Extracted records
• • •

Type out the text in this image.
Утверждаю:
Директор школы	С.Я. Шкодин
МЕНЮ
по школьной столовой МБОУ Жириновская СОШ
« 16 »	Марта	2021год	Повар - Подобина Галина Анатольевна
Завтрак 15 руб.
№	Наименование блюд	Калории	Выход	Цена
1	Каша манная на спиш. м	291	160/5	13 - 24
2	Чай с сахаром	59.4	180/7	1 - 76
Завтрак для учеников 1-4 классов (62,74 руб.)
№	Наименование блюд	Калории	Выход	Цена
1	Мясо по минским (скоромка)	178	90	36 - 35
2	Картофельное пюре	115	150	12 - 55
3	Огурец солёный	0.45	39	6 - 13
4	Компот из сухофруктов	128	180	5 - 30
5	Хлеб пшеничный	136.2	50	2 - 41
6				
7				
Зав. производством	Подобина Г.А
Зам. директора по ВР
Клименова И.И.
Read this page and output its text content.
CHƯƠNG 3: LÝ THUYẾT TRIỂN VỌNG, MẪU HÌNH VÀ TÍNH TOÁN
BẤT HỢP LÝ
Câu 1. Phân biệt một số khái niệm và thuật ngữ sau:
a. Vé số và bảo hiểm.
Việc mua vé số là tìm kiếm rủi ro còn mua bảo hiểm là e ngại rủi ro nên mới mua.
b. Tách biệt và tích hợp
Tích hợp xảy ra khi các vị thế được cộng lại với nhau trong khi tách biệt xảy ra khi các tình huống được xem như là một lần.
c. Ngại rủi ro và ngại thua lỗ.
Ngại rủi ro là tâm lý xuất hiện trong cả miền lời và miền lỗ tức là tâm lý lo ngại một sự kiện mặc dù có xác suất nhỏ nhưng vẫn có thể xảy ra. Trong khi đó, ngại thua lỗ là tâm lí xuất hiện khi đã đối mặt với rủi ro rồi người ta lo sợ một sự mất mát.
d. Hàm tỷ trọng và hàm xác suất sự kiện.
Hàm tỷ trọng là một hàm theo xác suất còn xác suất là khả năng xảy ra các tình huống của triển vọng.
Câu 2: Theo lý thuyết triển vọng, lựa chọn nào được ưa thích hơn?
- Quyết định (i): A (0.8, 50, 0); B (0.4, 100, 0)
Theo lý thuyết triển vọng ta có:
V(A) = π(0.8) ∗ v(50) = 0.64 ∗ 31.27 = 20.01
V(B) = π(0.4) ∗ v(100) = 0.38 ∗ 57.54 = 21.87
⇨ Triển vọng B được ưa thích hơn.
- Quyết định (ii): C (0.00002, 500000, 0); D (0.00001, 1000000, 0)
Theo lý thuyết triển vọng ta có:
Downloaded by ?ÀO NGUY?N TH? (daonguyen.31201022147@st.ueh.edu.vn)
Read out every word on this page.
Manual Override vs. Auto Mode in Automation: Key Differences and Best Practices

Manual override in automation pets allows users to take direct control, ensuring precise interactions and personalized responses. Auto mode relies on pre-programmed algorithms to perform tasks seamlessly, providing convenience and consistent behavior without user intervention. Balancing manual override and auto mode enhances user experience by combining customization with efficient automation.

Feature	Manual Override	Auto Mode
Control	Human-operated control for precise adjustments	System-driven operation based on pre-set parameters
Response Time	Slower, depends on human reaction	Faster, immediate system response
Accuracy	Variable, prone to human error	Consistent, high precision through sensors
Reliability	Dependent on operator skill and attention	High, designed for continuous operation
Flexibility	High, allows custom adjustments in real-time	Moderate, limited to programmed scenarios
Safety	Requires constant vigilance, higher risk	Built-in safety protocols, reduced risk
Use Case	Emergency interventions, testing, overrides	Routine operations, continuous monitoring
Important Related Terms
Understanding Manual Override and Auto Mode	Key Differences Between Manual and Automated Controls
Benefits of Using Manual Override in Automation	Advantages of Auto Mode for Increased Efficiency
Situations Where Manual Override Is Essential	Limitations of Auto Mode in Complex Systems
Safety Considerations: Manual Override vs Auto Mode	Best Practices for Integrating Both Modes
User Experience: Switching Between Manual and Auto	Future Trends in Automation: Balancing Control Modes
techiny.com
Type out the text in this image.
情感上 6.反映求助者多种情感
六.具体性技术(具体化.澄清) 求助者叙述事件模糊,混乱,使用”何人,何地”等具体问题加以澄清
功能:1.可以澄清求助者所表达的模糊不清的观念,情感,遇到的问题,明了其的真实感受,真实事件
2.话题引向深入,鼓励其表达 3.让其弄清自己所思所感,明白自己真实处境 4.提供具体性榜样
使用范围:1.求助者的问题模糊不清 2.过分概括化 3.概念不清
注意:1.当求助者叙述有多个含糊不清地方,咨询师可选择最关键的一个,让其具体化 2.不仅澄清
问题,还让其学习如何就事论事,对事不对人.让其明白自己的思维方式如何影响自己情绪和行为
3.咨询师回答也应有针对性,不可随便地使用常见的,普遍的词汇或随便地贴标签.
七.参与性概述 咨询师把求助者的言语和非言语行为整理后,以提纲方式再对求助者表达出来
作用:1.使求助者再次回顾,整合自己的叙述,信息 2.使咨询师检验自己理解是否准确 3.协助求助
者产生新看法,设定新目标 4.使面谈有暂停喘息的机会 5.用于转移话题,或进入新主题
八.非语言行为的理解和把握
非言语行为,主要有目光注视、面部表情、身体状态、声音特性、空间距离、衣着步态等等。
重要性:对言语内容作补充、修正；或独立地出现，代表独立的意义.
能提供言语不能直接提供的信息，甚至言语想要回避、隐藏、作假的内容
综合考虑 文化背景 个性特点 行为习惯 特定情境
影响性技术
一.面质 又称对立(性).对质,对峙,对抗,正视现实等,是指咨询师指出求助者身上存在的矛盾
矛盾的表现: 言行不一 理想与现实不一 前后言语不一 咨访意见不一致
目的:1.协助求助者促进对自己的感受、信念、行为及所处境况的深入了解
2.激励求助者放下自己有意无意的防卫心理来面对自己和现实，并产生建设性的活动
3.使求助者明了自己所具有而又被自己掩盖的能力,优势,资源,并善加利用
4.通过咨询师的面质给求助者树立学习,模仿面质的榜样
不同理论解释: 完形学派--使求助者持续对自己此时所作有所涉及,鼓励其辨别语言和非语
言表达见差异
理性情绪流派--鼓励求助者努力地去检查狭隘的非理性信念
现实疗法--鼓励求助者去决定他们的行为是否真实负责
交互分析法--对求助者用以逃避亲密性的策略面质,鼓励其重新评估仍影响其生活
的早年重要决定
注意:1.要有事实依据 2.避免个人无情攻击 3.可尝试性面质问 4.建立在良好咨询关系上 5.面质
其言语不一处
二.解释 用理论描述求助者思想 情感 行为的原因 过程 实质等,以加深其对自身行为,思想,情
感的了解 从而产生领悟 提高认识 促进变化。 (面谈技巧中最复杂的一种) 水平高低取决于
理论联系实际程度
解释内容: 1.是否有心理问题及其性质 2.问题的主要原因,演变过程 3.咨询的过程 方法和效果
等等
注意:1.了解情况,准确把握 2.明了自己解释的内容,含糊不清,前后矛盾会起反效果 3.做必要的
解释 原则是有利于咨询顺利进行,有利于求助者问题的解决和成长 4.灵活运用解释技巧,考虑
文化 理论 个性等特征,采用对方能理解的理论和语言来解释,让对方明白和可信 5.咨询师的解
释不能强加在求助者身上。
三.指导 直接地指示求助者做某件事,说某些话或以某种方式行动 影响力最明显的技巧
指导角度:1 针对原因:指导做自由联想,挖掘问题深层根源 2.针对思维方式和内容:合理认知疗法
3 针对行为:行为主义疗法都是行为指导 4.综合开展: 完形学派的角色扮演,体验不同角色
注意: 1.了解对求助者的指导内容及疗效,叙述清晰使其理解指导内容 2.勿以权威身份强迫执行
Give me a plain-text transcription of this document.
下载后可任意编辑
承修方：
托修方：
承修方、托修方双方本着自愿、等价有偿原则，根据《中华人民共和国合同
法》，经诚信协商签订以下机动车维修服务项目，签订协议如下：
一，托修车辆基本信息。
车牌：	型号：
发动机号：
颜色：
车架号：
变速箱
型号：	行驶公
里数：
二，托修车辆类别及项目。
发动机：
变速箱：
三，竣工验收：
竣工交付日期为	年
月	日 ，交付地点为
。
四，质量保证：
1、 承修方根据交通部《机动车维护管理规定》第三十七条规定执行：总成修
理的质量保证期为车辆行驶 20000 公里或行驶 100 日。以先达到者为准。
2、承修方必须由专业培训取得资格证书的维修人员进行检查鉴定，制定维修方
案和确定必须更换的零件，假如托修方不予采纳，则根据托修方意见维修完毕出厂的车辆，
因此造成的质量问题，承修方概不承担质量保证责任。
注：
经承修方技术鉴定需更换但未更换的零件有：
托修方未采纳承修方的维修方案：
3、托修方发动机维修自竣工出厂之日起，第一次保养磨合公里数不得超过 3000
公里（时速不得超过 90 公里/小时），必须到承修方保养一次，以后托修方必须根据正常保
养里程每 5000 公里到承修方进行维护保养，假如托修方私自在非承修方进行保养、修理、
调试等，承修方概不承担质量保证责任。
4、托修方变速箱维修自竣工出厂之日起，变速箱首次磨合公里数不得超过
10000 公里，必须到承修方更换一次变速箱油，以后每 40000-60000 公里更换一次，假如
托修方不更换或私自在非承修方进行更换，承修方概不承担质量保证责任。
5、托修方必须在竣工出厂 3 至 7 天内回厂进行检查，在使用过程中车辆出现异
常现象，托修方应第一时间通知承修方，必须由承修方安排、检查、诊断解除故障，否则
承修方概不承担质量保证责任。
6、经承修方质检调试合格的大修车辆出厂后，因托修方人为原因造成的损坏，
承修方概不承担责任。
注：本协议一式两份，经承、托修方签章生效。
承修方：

• • •

* [Given task] Locate the string "được" in the listing above and copy every line where it occurs.

* [Complete response]
Tích hợp xảy ra khi các vị thế được cộng lại với nhau trong khi tách biệt xảy ra khi các tình huống được xem như là một lần.
Câu 2: Theo lý thuyết triển vọng, lựa chọn nào được ưa thích hơn?
⇨ Triển vọng B được ưa thích hơn.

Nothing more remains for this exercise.